[Excerpts from a layout annotation set]
- - - -
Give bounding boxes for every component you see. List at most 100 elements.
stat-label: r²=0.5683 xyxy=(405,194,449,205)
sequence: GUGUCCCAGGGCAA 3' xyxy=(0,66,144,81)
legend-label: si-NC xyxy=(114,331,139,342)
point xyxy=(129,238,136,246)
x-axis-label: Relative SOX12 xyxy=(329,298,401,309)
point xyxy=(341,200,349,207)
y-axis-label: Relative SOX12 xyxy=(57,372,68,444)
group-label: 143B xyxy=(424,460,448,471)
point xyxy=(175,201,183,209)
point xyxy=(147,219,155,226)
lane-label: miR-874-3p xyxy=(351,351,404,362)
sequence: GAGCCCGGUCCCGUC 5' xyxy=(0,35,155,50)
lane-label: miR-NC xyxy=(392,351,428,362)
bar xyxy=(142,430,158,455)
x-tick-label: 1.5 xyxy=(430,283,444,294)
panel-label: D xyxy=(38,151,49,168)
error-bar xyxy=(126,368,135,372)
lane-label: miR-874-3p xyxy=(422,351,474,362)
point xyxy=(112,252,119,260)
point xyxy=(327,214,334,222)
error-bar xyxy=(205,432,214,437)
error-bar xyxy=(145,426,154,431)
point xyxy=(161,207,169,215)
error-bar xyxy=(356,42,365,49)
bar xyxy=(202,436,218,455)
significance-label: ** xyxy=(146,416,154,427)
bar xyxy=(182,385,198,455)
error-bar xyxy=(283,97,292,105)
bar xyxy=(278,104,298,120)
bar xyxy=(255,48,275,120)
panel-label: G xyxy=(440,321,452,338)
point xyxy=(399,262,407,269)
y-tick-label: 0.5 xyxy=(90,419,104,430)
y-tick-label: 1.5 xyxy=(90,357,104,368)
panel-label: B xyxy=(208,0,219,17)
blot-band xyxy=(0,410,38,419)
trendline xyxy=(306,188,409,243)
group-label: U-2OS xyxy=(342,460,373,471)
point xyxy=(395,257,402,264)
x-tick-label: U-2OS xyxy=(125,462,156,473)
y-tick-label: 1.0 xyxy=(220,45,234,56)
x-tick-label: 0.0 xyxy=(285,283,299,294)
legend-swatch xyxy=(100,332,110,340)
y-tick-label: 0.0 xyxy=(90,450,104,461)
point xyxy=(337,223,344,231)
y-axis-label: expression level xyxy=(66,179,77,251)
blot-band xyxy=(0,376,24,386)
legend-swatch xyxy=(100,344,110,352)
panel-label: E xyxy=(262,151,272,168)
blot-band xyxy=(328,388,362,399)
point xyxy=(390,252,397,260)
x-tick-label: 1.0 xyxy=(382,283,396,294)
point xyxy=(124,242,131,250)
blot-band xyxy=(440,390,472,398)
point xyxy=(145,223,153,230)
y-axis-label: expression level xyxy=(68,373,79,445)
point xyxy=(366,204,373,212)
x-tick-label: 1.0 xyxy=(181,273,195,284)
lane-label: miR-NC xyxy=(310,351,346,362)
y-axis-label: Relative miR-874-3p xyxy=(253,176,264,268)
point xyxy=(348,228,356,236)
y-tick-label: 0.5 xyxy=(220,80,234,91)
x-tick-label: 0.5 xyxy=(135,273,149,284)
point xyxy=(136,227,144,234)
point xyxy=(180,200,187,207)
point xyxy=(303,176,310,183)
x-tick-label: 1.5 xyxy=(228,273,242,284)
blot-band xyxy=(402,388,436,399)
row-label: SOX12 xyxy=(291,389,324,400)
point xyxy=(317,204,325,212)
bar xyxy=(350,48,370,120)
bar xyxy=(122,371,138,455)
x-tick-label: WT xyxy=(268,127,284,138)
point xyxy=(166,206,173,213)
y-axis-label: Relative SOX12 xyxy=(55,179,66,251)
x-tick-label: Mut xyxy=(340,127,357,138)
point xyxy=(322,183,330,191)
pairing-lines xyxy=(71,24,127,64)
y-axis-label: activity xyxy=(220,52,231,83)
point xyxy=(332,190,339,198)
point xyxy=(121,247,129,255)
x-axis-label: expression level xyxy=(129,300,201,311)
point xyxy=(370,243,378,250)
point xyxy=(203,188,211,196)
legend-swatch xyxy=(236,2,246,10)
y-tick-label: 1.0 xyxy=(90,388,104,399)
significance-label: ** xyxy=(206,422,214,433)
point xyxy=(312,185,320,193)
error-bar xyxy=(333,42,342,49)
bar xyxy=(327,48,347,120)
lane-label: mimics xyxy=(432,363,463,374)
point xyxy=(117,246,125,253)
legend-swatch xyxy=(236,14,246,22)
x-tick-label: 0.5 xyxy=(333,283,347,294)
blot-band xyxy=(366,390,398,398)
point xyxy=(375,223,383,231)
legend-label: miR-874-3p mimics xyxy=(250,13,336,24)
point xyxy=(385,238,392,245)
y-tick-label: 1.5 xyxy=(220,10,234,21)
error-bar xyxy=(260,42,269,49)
- - - -
Given request
Show every line of the listing above that contains the string "sequence".

Result
sequence: GUGUCCCAGGGCAA 3' xyxy=(0,66,144,81)
sequence: GAGCCCGGUCCCGUC 5' xyxy=(0,35,155,50)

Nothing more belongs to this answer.